* Task brief: Print the complete set of entries exactly.

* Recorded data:
╔══

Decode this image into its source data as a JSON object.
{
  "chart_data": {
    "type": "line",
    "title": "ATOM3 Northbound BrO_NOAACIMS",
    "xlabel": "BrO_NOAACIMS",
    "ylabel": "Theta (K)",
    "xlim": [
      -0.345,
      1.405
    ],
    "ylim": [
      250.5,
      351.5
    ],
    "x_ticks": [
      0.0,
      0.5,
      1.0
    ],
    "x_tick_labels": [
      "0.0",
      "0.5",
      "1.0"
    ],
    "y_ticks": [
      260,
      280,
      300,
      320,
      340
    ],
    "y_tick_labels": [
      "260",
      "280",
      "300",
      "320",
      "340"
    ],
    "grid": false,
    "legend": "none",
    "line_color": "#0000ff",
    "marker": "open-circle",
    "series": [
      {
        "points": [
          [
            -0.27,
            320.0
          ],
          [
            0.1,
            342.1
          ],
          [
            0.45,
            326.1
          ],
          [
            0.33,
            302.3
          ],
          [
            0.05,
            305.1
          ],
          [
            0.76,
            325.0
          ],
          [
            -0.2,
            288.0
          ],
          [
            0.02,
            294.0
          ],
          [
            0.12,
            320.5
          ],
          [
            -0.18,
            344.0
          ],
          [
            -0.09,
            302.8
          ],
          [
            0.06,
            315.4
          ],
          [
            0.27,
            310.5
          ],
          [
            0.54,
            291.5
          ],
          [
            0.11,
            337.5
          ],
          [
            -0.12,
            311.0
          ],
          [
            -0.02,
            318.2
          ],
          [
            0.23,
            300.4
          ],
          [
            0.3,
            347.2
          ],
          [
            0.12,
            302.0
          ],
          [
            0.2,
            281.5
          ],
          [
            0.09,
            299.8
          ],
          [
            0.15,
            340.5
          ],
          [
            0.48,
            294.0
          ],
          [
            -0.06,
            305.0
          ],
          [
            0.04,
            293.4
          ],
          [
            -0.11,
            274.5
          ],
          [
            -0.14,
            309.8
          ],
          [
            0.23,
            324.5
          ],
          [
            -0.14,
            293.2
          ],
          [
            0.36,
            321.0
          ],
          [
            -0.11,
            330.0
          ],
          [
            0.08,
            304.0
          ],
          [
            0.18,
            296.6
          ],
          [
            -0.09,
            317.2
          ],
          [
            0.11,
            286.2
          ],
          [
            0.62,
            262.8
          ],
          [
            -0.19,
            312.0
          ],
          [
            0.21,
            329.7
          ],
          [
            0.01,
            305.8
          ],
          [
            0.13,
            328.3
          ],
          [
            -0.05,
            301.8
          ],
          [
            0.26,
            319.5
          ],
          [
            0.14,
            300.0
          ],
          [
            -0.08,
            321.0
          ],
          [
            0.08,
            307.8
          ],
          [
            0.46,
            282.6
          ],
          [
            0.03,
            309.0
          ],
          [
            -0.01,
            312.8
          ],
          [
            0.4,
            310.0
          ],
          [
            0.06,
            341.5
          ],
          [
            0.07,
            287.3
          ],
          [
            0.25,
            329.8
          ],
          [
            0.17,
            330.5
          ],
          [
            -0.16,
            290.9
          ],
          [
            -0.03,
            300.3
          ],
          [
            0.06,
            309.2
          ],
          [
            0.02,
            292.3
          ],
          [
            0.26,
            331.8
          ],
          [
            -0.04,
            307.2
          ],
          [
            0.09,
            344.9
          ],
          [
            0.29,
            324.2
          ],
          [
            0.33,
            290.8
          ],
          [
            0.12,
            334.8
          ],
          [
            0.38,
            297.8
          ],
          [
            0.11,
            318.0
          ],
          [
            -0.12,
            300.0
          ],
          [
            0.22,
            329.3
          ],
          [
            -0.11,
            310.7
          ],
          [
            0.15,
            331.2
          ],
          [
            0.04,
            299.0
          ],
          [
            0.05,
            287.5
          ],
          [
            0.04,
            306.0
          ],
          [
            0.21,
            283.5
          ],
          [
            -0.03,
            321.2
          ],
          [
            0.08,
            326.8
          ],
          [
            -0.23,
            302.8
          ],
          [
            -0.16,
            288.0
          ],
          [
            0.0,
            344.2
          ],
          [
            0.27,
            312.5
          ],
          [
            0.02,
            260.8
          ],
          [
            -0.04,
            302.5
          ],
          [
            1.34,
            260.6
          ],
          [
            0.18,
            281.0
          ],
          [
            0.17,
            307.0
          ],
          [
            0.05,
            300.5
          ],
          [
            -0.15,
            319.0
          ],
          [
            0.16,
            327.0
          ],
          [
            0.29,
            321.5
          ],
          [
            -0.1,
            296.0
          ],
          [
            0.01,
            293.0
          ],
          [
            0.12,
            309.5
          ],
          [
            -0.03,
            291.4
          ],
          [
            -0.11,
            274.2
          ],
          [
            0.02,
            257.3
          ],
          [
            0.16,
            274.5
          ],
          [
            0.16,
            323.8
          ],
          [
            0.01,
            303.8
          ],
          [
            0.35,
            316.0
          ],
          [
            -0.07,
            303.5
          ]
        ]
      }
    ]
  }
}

╚══

* Answer:
Decode this image into its source data as a JSON object.
{
  "chart_data": {
    "type": "line",
    "title": "ATOM3 Northbound BrO_NOAACIMS",
    "xlabel": "BrO_NOAACIMS",
    "ylabel": "Theta (K)",
    "xlim": [
      -0.345,
      1.405
    ],
    "ylim": [
      250.5,
      351.5
    ],
    "x_ticks": [
      0.0,
      0.5,
      1.0
    ],
    "x_tick_labels": [
      "0.0",
      "0.5",
      "1.0"
    ],
    "y_ticks": [
      260,
      280,
      300,
      320,
      340
    ],
    "y_tick_labels": [
      "260",
      "280",
      "300",
      "320",
      "340"
    ],
    "grid": false,
    "legend": "none",
    "line_color": "#0000ff",
    "marker": "open-circle",
    "series": [
      {
        "points": [
          [
            -0.27,
            320.0
          ],
          [
            0.1,
            342.1
          ],
          [
            0.45,
            326.1
          ],
          [
            0.33,
            302.3
          ],
          [
            0.05,
            305.1
          ],
          [
            0.76,
            325.0
          ],
          [
            -0.2,
            288.0
          ],
          [
            0.02,
            294.0
          ],
          [
            0.12,
            320.5
          ],
          [
            -0.18,
            344.0
          ],
          [
            -0.09,
            302.8
          ],
          [
            0.06,
            315.4
          ],
          [
            0.27,
            310.5
          ],
          [
            0.54,
            291.5
          ],
          [
            0.11,
            337.5
          ],
          [
            -0.12,
            311.0
          ],
          [
            -0.02,
            318.2
          ],
          [
            0.23,
            300.4
          ],
          [
            0.3,
            347.2
          ],
          [
            0.12,
            302.0
          ],
          [
            0.2,
            281.5
          ],
          [
            0.09,
            299.8
          ],
          [
            0.15,
            340.5
          ],
          [
            0.48,
            294.0
          ],
          [
            -0.06,
            305.0
          ],
          [
            0.04,
            293.4
          ],
          [
            -0.11,
            274.5
          ],
          [
            -0.14,
            309.8
          ],
          [
            0.23,
            324.5
          ],
          [
            -0.14,
            293.2
          ],
          [
            0.36,
            321.0
          ],
          [
            -0.11,
            330.0
          ],
          [
            0.08,
            304.0
          ],
          [
            0.18,
            296.6
          ],
          [
            -0.09,
            317.2
          ],
          [
            0.11,
            286.2
          ],
          [
            0.62,
            262.8
          ],
          [
            -0.19,
            312.0
          ],
          [
            0.21,
            329.7
          ],
          [
            0.01,
            305.8
          ],
          [
            0.13,
            328.3
          ],
          [
            -0.05,
            301.8
          ],
          [
            0.26,
            319.5
          ],
          [
            0.14,
            300.0
          ],
          [
            -0.08,
            321.0
          ],
          [
            0.08,
            307.8
          ],
          [
            0.46,
            282.6
          ],
          [
            0.03,
            309.0
          ],
          [
            -0.01,
            312.8
          ],
          [
            0.4,
            310.0
          ],
          [
            0.06,
            341.5
          ],
          [
            0.07,
            287.3
          ],
          [
            0.25,
            329.8
          ],
          [
            0.17,
            330.5
          ],
          [
            -0.16,
            290.9
          ],
          [
            -0.03,
            300.3
          ],
          [
            0.06,
            309.2
          ],
          [
            0.02,
            292.3
          ],
          [
            0.26,
            331.8
          ],
          [
            -0.04,
            307.2
          ],
          [
            0.09,
            344.9
          ],
          [
            0.29,
            324.2
          ],
          [
            0.33,
            290.8
          ],
          [
            0.12,
            334.8
          ],
          [
            0.38,
            297.8
          ],
          [
            0.11,
            318.0
          ],
          [
            -0.12,
            300.0
          ],
          [
            0.22,
            329.3
          ],
          [
            -0.11,
            310.7
          ],
          [
            0.15,
            331.2
          ],
          [
            0.04,
            299.0
          ],
          [
            0.05,
            287.5
          ],
          [
            0.04,
            306.0
          ],
          [
            0.21,
            283.5
          ],
          [
            -0.03,
            321.2
          ],
          [
            0.08,
            326.8
          ],
          [
            -0.23,
            302.8
          ],
          [
            -0.16,
            288.0
          ],
          [
            0.0,
            344.2
          ],
          [
            0.27,
            312.5
          ],
          [
            0.02,
            260.8
          ],
          [
            -0.04,
            302.5
          ],
          [
            1.34,
            260.6
          ],
          [
            0.18,
            281.0
          ],
          [
            0.17,
            307.0
          ],
          [
            0.05,
            300.5
          ],
          [
            -0.15,
            319.0
          ],
          [
            0.16,
            327.0
          ],
          [
            0.29,
            321.5
          ],
          [
            -0.1,
            296.0
          ],
          [
            0.01,
            293.0
          ],
          [
            0.12,
            309.5
          ],
          [
            -0.03,
            291.4
          ],
          [
            -0.11,
            274.2
          ],
          [
            0.02,
            257.3
          ],
          [
            0.16,
            274.5
          ],
          [
            0.16,
            323.8
          ],
          [
            0.01,
            303.8
          ],
          [
            0.35,
            316.0
          ],
          [
            -0.07,
            303.5
          ]
        ]
      }
    ]
  }
}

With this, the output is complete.